-- Begin SUPPLIED DATA --
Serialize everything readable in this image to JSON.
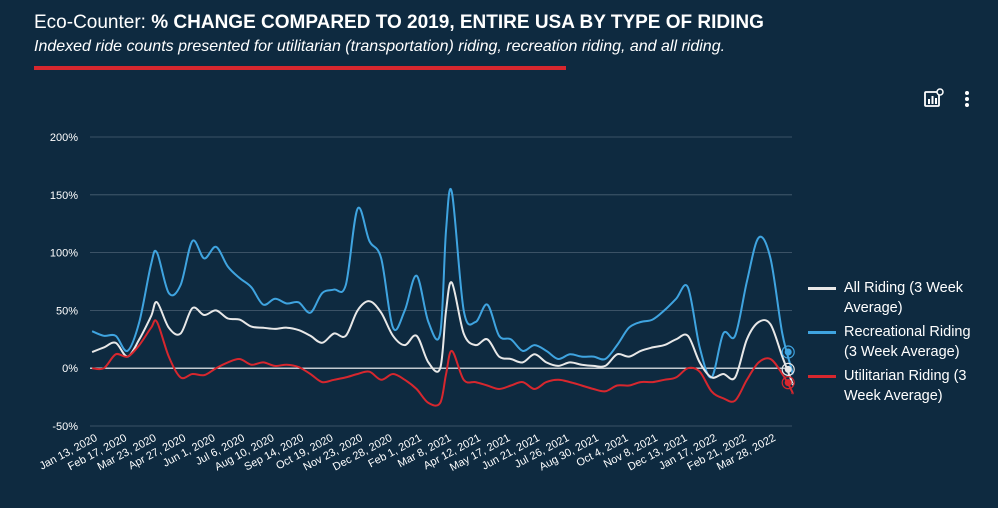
{
  "header": {
    "title_prefix": "Eco-Counter: ",
    "title_bold": "% CHANGE COMPARED TO 2019, ENTIRE USA BY TYPE OF RIDING",
    "subtitle": "Indexed ride counts presented for utilitarian (transportation) riding, recreation riding, and all riding."
  },
  "toolbar": {
    "insights_icon": "chart-insights-icon",
    "menu_icon": "more-vertical-icon"
  },
  "colors": {
    "background": "#0e2a40",
    "all": "#e8e8e8",
    "recreational": "#3fa4e0",
    "utilitarian": "#d7272e",
    "accent": "#d7272e"
  },
  "chart_data": {
    "type": "line",
    "title": "% CHANGE COMPARED TO 2019, ENTIRE USA BY TYPE OF RIDING",
    "ylim": [
      -50,
      200
    ],
    "yticks": [
      -50,
      0,
      50,
      100,
      150,
      200
    ],
    "ytick_labels": [
      "-50%",
      "0%",
      "50%",
      "100%",
      "150%",
      "200%"
    ],
    "x_tick_labels": [
      "Jan 13, 2020",
      "Feb 17, 2020",
      "Mar 23, 2020",
      "Apr 27, 2020",
      "Jun 1, 2020",
      "Jul 6, 2020",
      "Aug 10, 2020",
      "Sep 14, 2020",
      "Oct 19, 2020",
      "Nov 23, 2020",
      "Dec 28, 2020",
      "Feb 1, 2021",
      "Mar 8, 2021",
      "Apr 12, 2021",
      "May 17, 2021",
      "Jun 21, 2021",
      "Jul 26, 2021",
      "Aug 30, 2021",
      "Oct 4, 2021",
      "Nov 8, 2021",
      "Dec 13, 2021",
      "Jan 17, 2022",
      "Feb 21, 2022",
      "Mar 28, 2022"
    ],
    "x_start": "2020-01-13",
    "x_end": "2022-04-25",
    "grid": true,
    "legend_position": "right",
    "series": [
      {
        "name": "All Riding (3 Week Average)",
        "color": "#e8e8e8",
        "points": [
          [
            "2020-01-06",
            14
          ],
          [
            "2020-01-20",
            18
          ],
          [
            "2020-02-03",
            22
          ],
          [
            "2020-02-17",
            10
          ],
          [
            "2020-03-02",
            25
          ],
          [
            "2020-03-16",
            45
          ],
          [
            "2020-03-23",
            57
          ],
          [
            "2020-04-06",
            35
          ],
          [
            "2020-04-20",
            30
          ],
          [
            "2020-05-04",
            52
          ],
          [
            "2020-05-18",
            46
          ],
          [
            "2020-06-01",
            50
          ],
          [
            "2020-06-15",
            43
          ],
          [
            "2020-06-29",
            42
          ],
          [
            "2020-07-13",
            36
          ],
          [
            "2020-07-27",
            35
          ],
          [
            "2020-08-10",
            34
          ],
          [
            "2020-08-24",
            35
          ],
          [
            "2020-09-07",
            33
          ],
          [
            "2020-09-21",
            28
          ],
          [
            "2020-10-05",
            22
          ],
          [
            "2020-10-19",
            30
          ],
          [
            "2020-11-02",
            28
          ],
          [
            "2020-11-16",
            50
          ],
          [
            "2020-11-30",
            58
          ],
          [
            "2020-12-14",
            48
          ],
          [
            "2020-12-28",
            28
          ],
          [
            "2021-01-11",
            20
          ],
          [
            "2021-01-25",
            28
          ],
          [
            "2021-02-08",
            5
          ],
          [
            "2021-02-22",
            0
          ],
          [
            "2021-03-01",
            50
          ],
          [
            "2021-03-08",
            74
          ],
          [
            "2021-03-22",
            30
          ],
          [
            "2021-04-05",
            20
          ],
          [
            "2021-04-19",
            25
          ],
          [
            "2021-05-03",
            10
          ],
          [
            "2021-05-17",
            8
          ],
          [
            "2021-05-31",
            5
          ],
          [
            "2021-06-14",
            12
          ],
          [
            "2021-06-28",
            5
          ],
          [
            "2021-07-12",
            2
          ],
          [
            "2021-07-26",
            5
          ],
          [
            "2021-08-09",
            3
          ],
          [
            "2021-08-23",
            2
          ],
          [
            "2021-09-06",
            2
          ],
          [
            "2021-09-20",
            12
          ],
          [
            "2021-10-04",
            10
          ],
          [
            "2021-10-18",
            15
          ],
          [
            "2021-11-01",
            18
          ],
          [
            "2021-11-15",
            20
          ],
          [
            "2021-11-29",
            25
          ],
          [
            "2021-12-13",
            28
          ],
          [
            "2021-12-27",
            5
          ],
          [
            "2022-01-10",
            -8
          ],
          [
            "2022-01-24",
            -5
          ],
          [
            "2022-02-07",
            -8
          ],
          [
            "2022-02-21",
            25
          ],
          [
            "2022-03-07",
            40
          ],
          [
            "2022-03-21",
            38
          ],
          [
            "2022-04-04",
            10
          ],
          [
            "2022-04-18",
            -12
          ],
          [
            "2022-04-25",
            -13
          ]
        ]
      },
      {
        "name": "Recreational Riding (3 Week Average)",
        "color": "#3fa4e0",
        "points": [
          [
            "2020-01-06",
            32
          ],
          [
            "2020-01-20",
            28
          ],
          [
            "2020-02-03",
            28
          ],
          [
            "2020-02-17",
            15
          ],
          [
            "2020-03-02",
            40
          ],
          [
            "2020-03-16",
            90
          ],
          [
            "2020-03-23",
            100
          ],
          [
            "2020-04-06",
            65
          ],
          [
            "2020-04-20",
            72
          ],
          [
            "2020-05-04",
            110
          ],
          [
            "2020-05-18",
            95
          ],
          [
            "2020-06-01",
            105
          ],
          [
            "2020-06-15",
            88
          ],
          [
            "2020-06-29",
            78
          ],
          [
            "2020-07-13",
            70
          ],
          [
            "2020-07-27",
            55
          ],
          [
            "2020-08-10",
            60
          ],
          [
            "2020-08-24",
            56
          ],
          [
            "2020-09-07",
            57
          ],
          [
            "2020-09-21",
            48
          ],
          [
            "2020-10-05",
            65
          ],
          [
            "2020-10-19",
            68
          ],
          [
            "2020-11-02",
            72
          ],
          [
            "2020-11-16",
            138
          ],
          [
            "2020-11-30",
            110
          ],
          [
            "2020-12-14",
            95
          ],
          [
            "2020-12-28",
            35
          ],
          [
            "2021-01-11",
            50
          ],
          [
            "2021-01-25",
            80
          ],
          [
            "2021-02-08",
            40
          ],
          [
            "2021-02-22",
            30
          ],
          [
            "2021-03-01",
            120
          ],
          [
            "2021-03-08",
            152
          ],
          [
            "2021-03-22",
            50
          ],
          [
            "2021-04-05",
            40
          ],
          [
            "2021-04-19",
            55
          ],
          [
            "2021-05-03",
            28
          ],
          [
            "2021-05-17",
            25
          ],
          [
            "2021-05-31",
            15
          ],
          [
            "2021-06-14",
            20
          ],
          [
            "2021-06-28",
            15
          ],
          [
            "2021-07-12",
            8
          ],
          [
            "2021-07-26",
            12
          ],
          [
            "2021-08-09",
            10
          ],
          [
            "2021-08-23",
            10
          ],
          [
            "2021-09-06",
            8
          ],
          [
            "2021-09-20",
            20
          ],
          [
            "2021-10-04",
            35
          ],
          [
            "2021-10-18",
            40
          ],
          [
            "2021-11-01",
            42
          ],
          [
            "2021-11-15",
            50
          ],
          [
            "2021-11-29",
            60
          ],
          [
            "2021-12-13",
            70
          ],
          [
            "2021-12-27",
            18
          ],
          [
            "2022-01-10",
            -8
          ],
          [
            "2022-01-24",
            30
          ],
          [
            "2022-02-07",
            28
          ],
          [
            "2022-02-21",
            75
          ],
          [
            "2022-03-07",
            113
          ],
          [
            "2022-03-21",
            95
          ],
          [
            "2022-04-04",
            30
          ],
          [
            "2022-04-18",
            -2
          ],
          [
            "2022-04-25",
            -3
          ]
        ]
      },
      {
        "name": "Utilitarian Riding (3 Week Average)",
        "color": "#d7272e",
        "points": [
          [
            "2020-01-06",
            0
          ],
          [
            "2020-01-20",
            0
          ],
          [
            "2020-02-03",
            12
          ],
          [
            "2020-02-17",
            10
          ],
          [
            "2020-03-02",
            20
          ],
          [
            "2020-03-16",
            35
          ],
          [
            "2020-03-23",
            40
          ],
          [
            "2020-04-06",
            10
          ],
          [
            "2020-04-20",
            -8
          ],
          [
            "2020-05-04",
            -5
          ],
          [
            "2020-05-18",
            -6
          ],
          [
            "2020-06-01",
            0
          ],
          [
            "2020-06-15",
            5
          ],
          [
            "2020-06-29",
            8
          ],
          [
            "2020-07-13",
            3
          ],
          [
            "2020-07-27",
            5
          ],
          [
            "2020-08-10",
            2
          ],
          [
            "2020-08-24",
            3
          ],
          [
            "2020-09-07",
            1
          ],
          [
            "2020-09-21",
            -5
          ],
          [
            "2020-10-05",
            -12
          ],
          [
            "2020-10-19",
            -10
          ],
          [
            "2020-11-02",
            -8
          ],
          [
            "2020-11-16",
            -5
          ],
          [
            "2020-11-30",
            -3
          ],
          [
            "2020-12-14",
            -10
          ],
          [
            "2020-12-28",
            -5
          ],
          [
            "2021-01-11",
            -10
          ],
          [
            "2021-01-25",
            -18
          ],
          [
            "2021-02-08",
            -30
          ],
          [
            "2021-02-22",
            -30
          ],
          [
            "2021-03-01",
            -5
          ],
          [
            "2021-03-08",
            15
          ],
          [
            "2021-03-22",
            -10
          ],
          [
            "2021-04-05",
            -12
          ],
          [
            "2021-04-19",
            -15
          ],
          [
            "2021-05-03",
            -18
          ],
          [
            "2021-05-17",
            -15
          ],
          [
            "2021-05-31",
            -12
          ],
          [
            "2021-06-14",
            -18
          ],
          [
            "2021-06-28",
            -12
          ],
          [
            "2021-07-12",
            -10
          ],
          [
            "2021-07-26",
            -12
          ],
          [
            "2021-08-09",
            -15
          ],
          [
            "2021-08-23",
            -18
          ],
          [
            "2021-09-06",
            -20
          ],
          [
            "2021-09-20",
            -15
          ],
          [
            "2021-10-04",
            -15
          ],
          [
            "2021-10-18",
            -12
          ],
          [
            "2021-11-01",
            -12
          ],
          [
            "2021-11-15",
            -10
          ],
          [
            "2021-11-29",
            -8
          ],
          [
            "2021-12-13",
            0
          ],
          [
            "2021-12-27",
            -3
          ],
          [
            "2022-01-10",
            -20
          ],
          [
            "2022-01-24",
            -26
          ],
          [
            "2022-02-07",
            -28
          ],
          [
            "2022-02-21",
            -10
          ],
          [
            "2022-03-07",
            5
          ],
          [
            "2022-03-21",
            8
          ],
          [
            "2022-04-04",
            -5
          ],
          [
            "2022-04-18",
            -20
          ],
          [
            "2022-04-25",
            -22
          ]
        ]
      }
    ],
    "highlight_date": "2022-04-11"
  }
}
-- End SUPPLIED DATA --
PROBLEM REQUIREMENTS
Filter for "ENTIRE". Return all lines that hold it.

RESULT FOR THIS TASK
    "title_bold": "% CHANGE COMPARED TO 2019, ENTIRE USA BY TYPE OF RIDING",
    "title": "% CHANGE COMPARED TO 2019, ENTIRE USA BY TYPE OF RIDING",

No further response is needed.